- Exercise description -
Leave out every picture, then transcribe the rest of the listing exactly.

- Stored data -
+ + + + +
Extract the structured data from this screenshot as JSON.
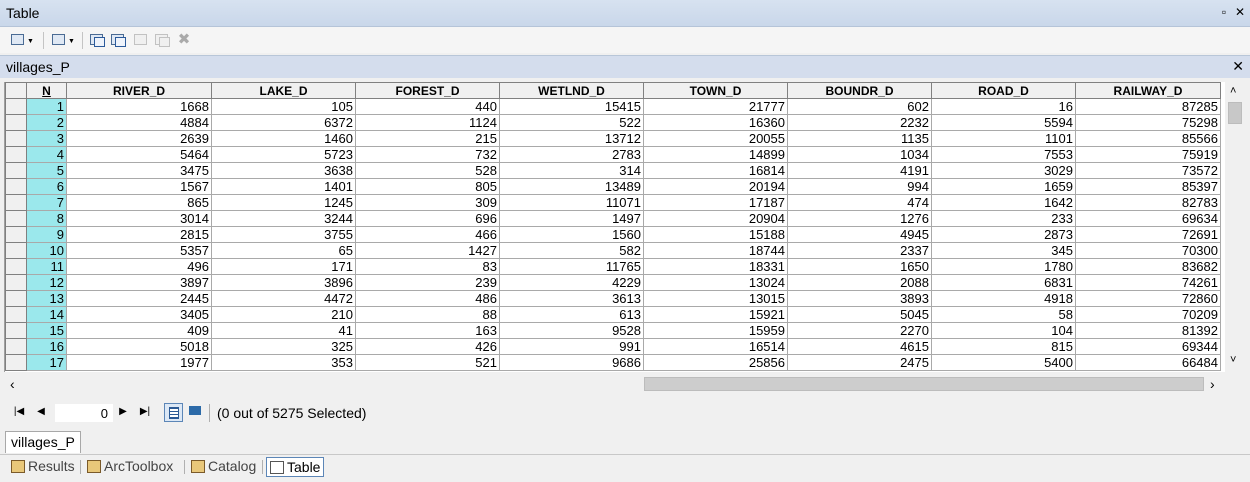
{
  "window": {
    "title": "Table",
    "restore_icon": "restore-icon",
    "close_icon": "close-icon"
  },
  "toolbar": {
    "buttons": [
      {
        "name": "table-options-button",
        "icon": "table-options-icon"
      },
      {
        "name": "related-tables-button",
        "icon": "related-tables-icon"
      },
      {
        "name": "select-by-attributes-button",
        "icon": "select-by-attributes-icon"
      },
      {
        "name": "switch-selection-button",
        "icon": "switch-selection-icon"
      },
      {
        "name": "clear-selection-button",
        "icon": "clear-selection-icon",
        "disabled": true
      },
      {
        "name": "zoom-to-selected-button",
        "icon": "zoom-to-selected-icon",
        "disabled": true
      },
      {
        "name": "delete-selected-button",
        "icon": "delete-icon",
        "disabled": true
      }
    ]
  },
  "table_tab": {
    "label": "villages_P",
    "close": "✕"
  },
  "grid": {
    "columns": [
      "N",
      "RIVER_D",
      "LAKE_D",
      "FOREST_D",
      "WETLND_D",
      "TOWN_D",
      "BOUNDR_D",
      "ROAD_D",
      "RAILWAY_D"
    ],
    "rows": [
      [
        "1",
        "1668",
        "105",
        "440",
        "15415",
        "21777",
        "602",
        "16",
        "87285"
      ],
      [
        "2",
        "4884",
        "6372",
        "1124",
        "522",
        "16360",
        "2232",
        "5594",
        "75298"
      ],
      [
        "3",
        "2639",
        "1460",
        "215",
        "13712",
        "20055",
        "1135",
        "1101",
        "85566"
      ],
      [
        "4",
        "5464",
        "5723",
        "732",
        "2783",
        "14899",
        "1034",
        "7553",
        "75919"
      ],
      [
        "5",
        "3475",
        "3638",
        "528",
        "314",
        "16814",
        "4191",
        "3029",
        "73572"
      ],
      [
        "6",
        "1567",
        "1401",
        "805",
        "13489",
        "20194",
        "994",
        "1659",
        "85397"
      ],
      [
        "7",
        "865",
        "1245",
        "309",
        "11071",
        "17187",
        "474",
        "1642",
        "82783"
      ],
      [
        "8",
        "3014",
        "3244",
        "696",
        "1497",
        "20904",
        "1276",
        "233",
        "69634"
      ],
      [
        "9",
        "2815",
        "3755",
        "466",
        "1560",
        "15188",
        "4945",
        "2873",
        "72691"
      ],
      [
        "10",
        "5357",
        "65",
        "1427",
        "582",
        "18744",
        "2337",
        "345",
        "70300"
      ],
      [
        "11",
        "496",
        "171",
        "83",
        "11765",
        "18331",
        "1650",
        "1780",
        "83682"
      ],
      [
        "12",
        "3897",
        "3896",
        "239",
        "4229",
        "13024",
        "2088",
        "6831",
        "74261"
      ],
      [
        "13",
        "2445",
        "4472",
        "486",
        "3613",
        "13015",
        "3893",
        "4918",
        "72860"
      ],
      [
        "14",
        "3405",
        "210",
        "88",
        "613",
        "15921",
        "5045",
        "58",
        "70209"
      ],
      [
        "15",
        "409",
        "41",
        "163",
        "9528",
        "15959",
        "2270",
        "104",
        "81392"
      ],
      [
        "16",
        "5018",
        "325",
        "426",
        "991",
        "16514",
        "4615",
        "815",
        "69344"
      ],
      [
        "17",
        "1977",
        "353",
        "521",
        "9686",
        "25856",
        "2475",
        "5400",
        "66484"
      ]
    ]
  },
  "navigation": {
    "first": "⏮",
    "prev": "◀",
    "current_record": "0",
    "next": "▶",
    "last": "⏭",
    "selection_text": "(0 out of 5275 Selected)"
  },
  "bottom_table_tab": {
    "label": "villages_P"
  },
  "dock_tabs": [
    {
      "label": "Results",
      "icon": "results-icon",
      "active": false
    },
    {
      "label": "ArcToolbox",
      "icon": "toolbox-icon",
      "active": false
    },
    {
      "label": "Catalog",
      "icon": "catalog-icon",
      "active": false
    },
    {
      "label": "Table",
      "icon": "table-icon",
      "active": true
    }
  ]
}
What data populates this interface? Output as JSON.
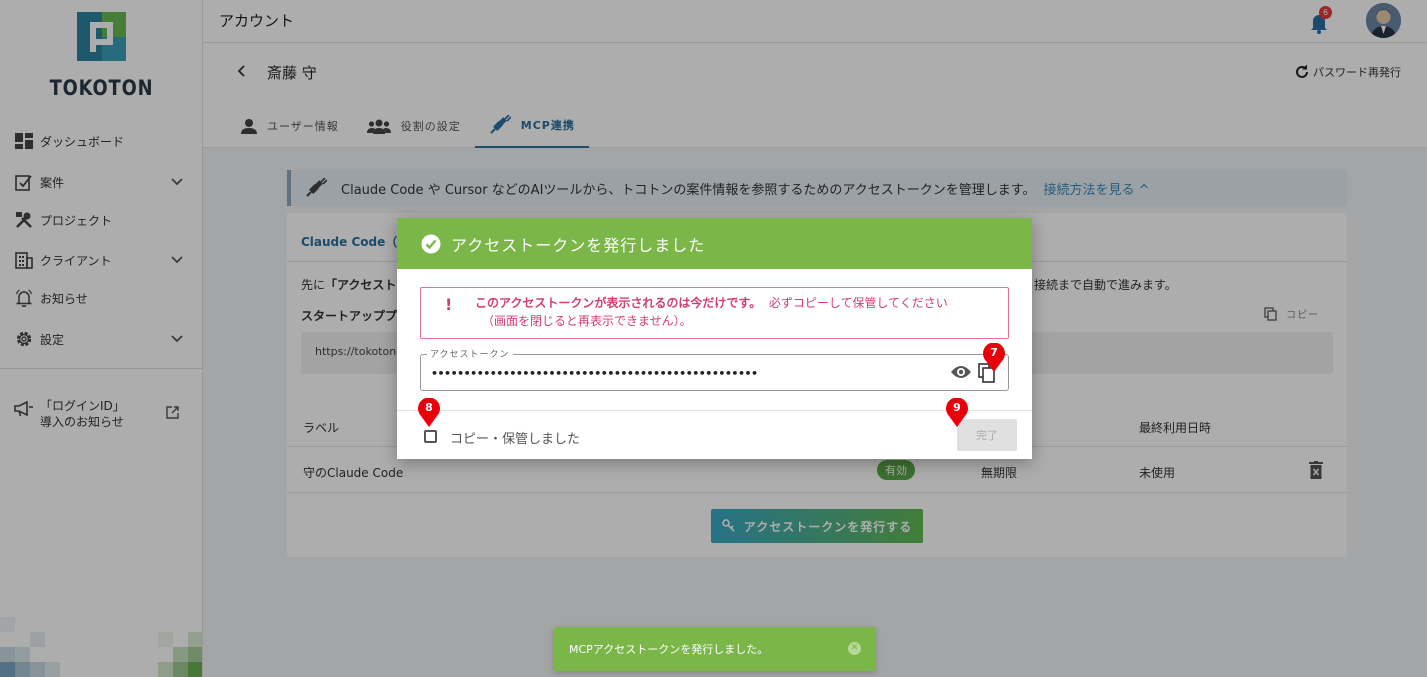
{
  "brand": {
    "name": "TOKOTON"
  },
  "sidebar": {
    "items": [
      {
        "label": "ダッシュボード",
        "icon": "dashboard-icon",
        "expandable": false
      },
      {
        "label": "案件",
        "icon": "case-icon",
        "expandable": true
      },
      {
        "label": "プロジェクト",
        "icon": "tools-icon",
        "expandable": false
      },
      {
        "label": "クライアント",
        "icon": "building-icon",
        "expandable": true
      },
      {
        "label": "お知らせ",
        "icon": "bell-outline-icon",
        "expandable": false
      },
      {
        "label": "設定",
        "icon": "gear-icon",
        "expandable": true
      }
    ],
    "promo": {
      "line1": "「ログインID」",
      "line2": "導入のお知らせ"
    }
  },
  "header": {
    "title": "アカウント",
    "notification_count": "6"
  },
  "subheader": {
    "user_name": "斎藤 守",
    "password_reset_label": "パスワード再発行",
    "tabs": [
      {
        "label": "ユーザー情報",
        "active": false
      },
      {
        "label": "役割の設定",
        "active": false
      },
      {
        "label": "MCP連携",
        "active": true
      }
    ]
  },
  "main": {
    "banner_text": "Claude Code や Cursor などのAIツールから、トコトンの案件情報を参照するためのアクセストークンを管理します。",
    "banner_link": "接続方法を見る ^",
    "card_tab": "Claude Code（推",
    "intro_prefix": "先に",
    "intro_bold": "「アクセスト",
    "intro_right": "ら接続まで自動で進みます。",
    "startup_label": "スタートアッププ",
    "copy_label": "コピー",
    "url_text": "https://tokoton-n",
    "table": {
      "headers": [
        "ラベル",
        "最終利用日時"
      ],
      "rows": [
        {
          "label": "守のClaude Code",
          "status": "有効",
          "expiry": "無期限",
          "last_used": "未使用"
        }
      ]
    },
    "issue_button": "アクセストークンを発行する"
  },
  "dialog": {
    "title": "アクセストークンを発行しました",
    "warning_bold": "このアクセストークンが表示されるのは今だけです。",
    "warning_rest": "必ずコピーして保管してください",
    "warning_line2": "（画面を閉じると再表示できません）。",
    "token_label": "アクセストークン",
    "token_value": "••••••••••••••••••••••••••••••••••••••••••••••••••",
    "checkbox_label": "コピー・保管しました",
    "done_label": "完了"
  },
  "markers": {
    "m7": "7",
    "m8": "8",
    "m9": "9"
  },
  "toast": {
    "text": "MCPアクセストークンを発行しました。"
  },
  "colors": {
    "accent": "#2a6f9e",
    "success": "#7ab648",
    "danger": "#d23f6e",
    "marker": "#e8000b"
  }
}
+ + + + +
- Correct result -
Extract the structured data from this screenshot as JSON.
{
  "window": {
    "title": "Table",
    "restore_icon": "restore-icon",
    "close_icon": "close-icon"
  },
  "toolbar": {
    "buttons": [
      {
        "name": "table-options-button",
        "icon": "table-options-icon"
      },
      {
        "name": "related-tables-button",
        "icon": "related-tables-icon"
      },
      {
        "name": "select-by-attributes-button",
        "icon": "select-by-attributes-icon"
      },
      {
        "name": "switch-selection-button",
        "icon": "switch-selection-icon"
      },
      {
        "name": "clear-selection-button",
        "icon": "clear-selection-icon",
        "disabled": true
      },
      {
        "name": "zoom-to-selected-button",
        "icon": "zoom-to-selected-icon",
        "disabled": true
      },
      {
        "name": "delete-selected-button",
        "icon": "delete-icon",
        "disabled": true
      }
    ]
  },
  "table_tab": {
    "label": "villages_P",
    "close": "✕"
  },
  "grid": {
    "columns": [
      "N",
      "RIVER_D",
      "LAKE_D",
      "FOREST_D",
      "WETLND_D",
      "TOWN_D",
      "BOUNDR_D",
      "ROAD_D",
      "RAILWAY_D"
    ],
    "rows": [
      [
        "1",
        "1668",
        "105",
        "440",
        "15415",
        "21777",
        "602",
        "16",
        "87285"
      ],
      [
        "2",
        "4884",
        "6372",
        "1124",
        "522",
        "16360",
        "2232",
        "5594",
        "75298"
      ],
      [
        "3",
        "2639",
        "1460",
        "215",
        "13712",
        "20055",
        "1135",
        "1101",
        "85566"
      ],
      [
        "4",
        "5464",
        "5723",
        "732",
        "2783",
        "14899",
        "1034",
        "7553",
        "75919"
      ],
      [
        "5",
        "3475",
        "3638",
        "528",
        "314",
        "16814",
        "4191",
        "3029",
        "73572"
      ],
      [
        "6",
        "1567",
        "1401",
        "805",
        "13489",
        "20194",
        "994",
        "1659",
        "85397"
      ],
      [
        "7",
        "865",
        "1245",
        "309",
        "11071",
        "17187",
        "474",
        "1642",
        "82783"
      ],
      [
        "8",
        "3014",
        "3244",
        "696",
        "1497",
        "20904",
        "1276",
        "233",
        "69634"
      ],
      [
        "9",
        "2815",
        "3755",
        "466",
        "1560",
        "15188",
        "4945",
        "2873",
        "72691"
      ],
      [
        "10",
        "5357",
        "65",
        "1427",
        "582",
        "18744",
        "2337",
        "345",
        "70300"
      ],
      [
        "11",
        "496",
        "171",
        "83",
        "11765",
        "18331",
        "1650",
        "1780",
        "83682"
      ],
      [
        "12",
        "3897",
        "3896",
        "239",
        "4229",
        "13024",
        "2088",
        "6831",
        "74261"
      ],
      [
        "13",
        "2445",
        "4472",
        "486",
        "3613",
        "13015",
        "3893",
        "4918",
        "72860"
      ],
      [
        "14",
        "3405",
        "210",
        "88",
        "613",
        "15921",
        "5045",
        "58",
        "70209"
      ],
      [
        "15",
        "409",
        "41",
        "163",
        "9528",
        "15959",
        "2270",
        "104",
        "81392"
      ],
      [
        "16",
        "5018",
        "325",
        "426",
        "991",
        "16514",
        "4615",
        "815",
        "69344"
      ],
      [
        "17",
        "1977",
        "353",
        "521",
        "9686",
        "25856",
        "2475",
        "5400",
        "66484"
      ]
    ]
  },
  "navigation": {
    "first": "⏮",
    "prev": "◀",
    "current_record": "0",
    "next": "▶",
    "last": "⏭",
    "selection_text": "(0 out of 5275 Selected)"
  },
  "bottom_table_tab": {
    "label": "villages_P"
  },
  "dock_tabs": [
    {
      "label": "Results",
      "icon": "results-icon",
      "active": false
    },
    {
      "label": "ArcToolbox",
      "icon": "toolbox-icon",
      "active": false
    },
    {
      "label": "Catalog",
      "icon": "catalog-icon",
      "active": false
    },
    {
      "label": "Table",
      "icon": "table-icon",
      "active": true
    }
  ]
}
What data populates this interface? Output as JSON.
{
  "brand": {
    "name": "TOKOTON"
  },
  "sidebar": {
    "items": [
      {
        "label": "ダッシュボード",
        "icon": "dashboard-icon",
        "expandable": false
      },
      {
        "label": "案件",
        "icon": "case-icon",
        "expandable": true
      },
      {
        "label": "プロジェクト",
        "icon": "tools-icon",
        "expandable": false
      },
      {
        "label": "クライアント",
        "icon": "building-icon",
        "expandable": true
      },
      {
        "label": "お知らせ",
        "icon": "bell-outline-icon",
        "expandable": false
      },
      {
        "label": "設定",
        "icon": "gear-icon",
        "expandable": true
      }
    ],
    "promo": {
      "line1": "「ログインID」",
      "line2": "導入のお知らせ"
    }
  },
  "header": {
    "title": "アカウント",
    "notification_count": "6"
  },
  "subheader": {
    "user_name": "斎藤 守",
    "password_reset_label": "パスワード再発行",
    "tabs": [
      {
        "label": "ユーザー情報",
        "active": false
      },
      {
        "label": "役割の設定",
        "active": false
      },
      {
        "label": "MCP連携",
        "active": true
      }
    ]
  },
  "main": {
    "banner_text": "Claude Code や Cursor などのAIツールから、トコトンの案件情報を参照するためのアクセストークンを管理します。",
    "banner_link": "接続方法を見る ^",
    "card_tab": "Claude Code（推",
    "intro_prefix": "先に",
    "intro_bold": "「アクセスト",
    "intro_right": "ら接続まで自動で進みます。",
    "startup_label": "スタートアッププ",
    "copy_label": "コピー",
    "url_text": "https://tokoton-n",
    "table": {
      "headers": [
        "ラベル",
        "最終利用日時"
      ],
      "rows": [
        {
          "label": "守のClaude Code",
          "status": "有効",
          "expiry": "無期限",
          "last_used": "未使用"
        }
      ]
    },
    "issue_button": "アクセストークンを発行する"
  },
  "dialog": {
    "title": "アクセストークンを発行しました",
    "warning_bold": "このアクセストークンが表示されるのは今だけです。",
    "warning_rest": "必ずコピーして保管してください",
    "warning_line2": "（画面を閉じると再表示できません）。",
    "token_label": "アクセストークン",
    "token_value": "••••••••••••••••••••••••••••••••••••••••••••••••••",
    "checkbox_label": "コピー・保管しました",
    "done_label": "完了"
  },
  "markers": {
    "m7": "7",
    "m8": "8",
    "m9": "9"
  },
  "toast": {
    "text": "MCPアクセストークンを発行しました。"
  },
  "colors": {
    "accent": "#2a6f9e",
    "success": "#7ab648",
    "danger": "#d23f6e",
    "marker": "#e8000b"
  }
}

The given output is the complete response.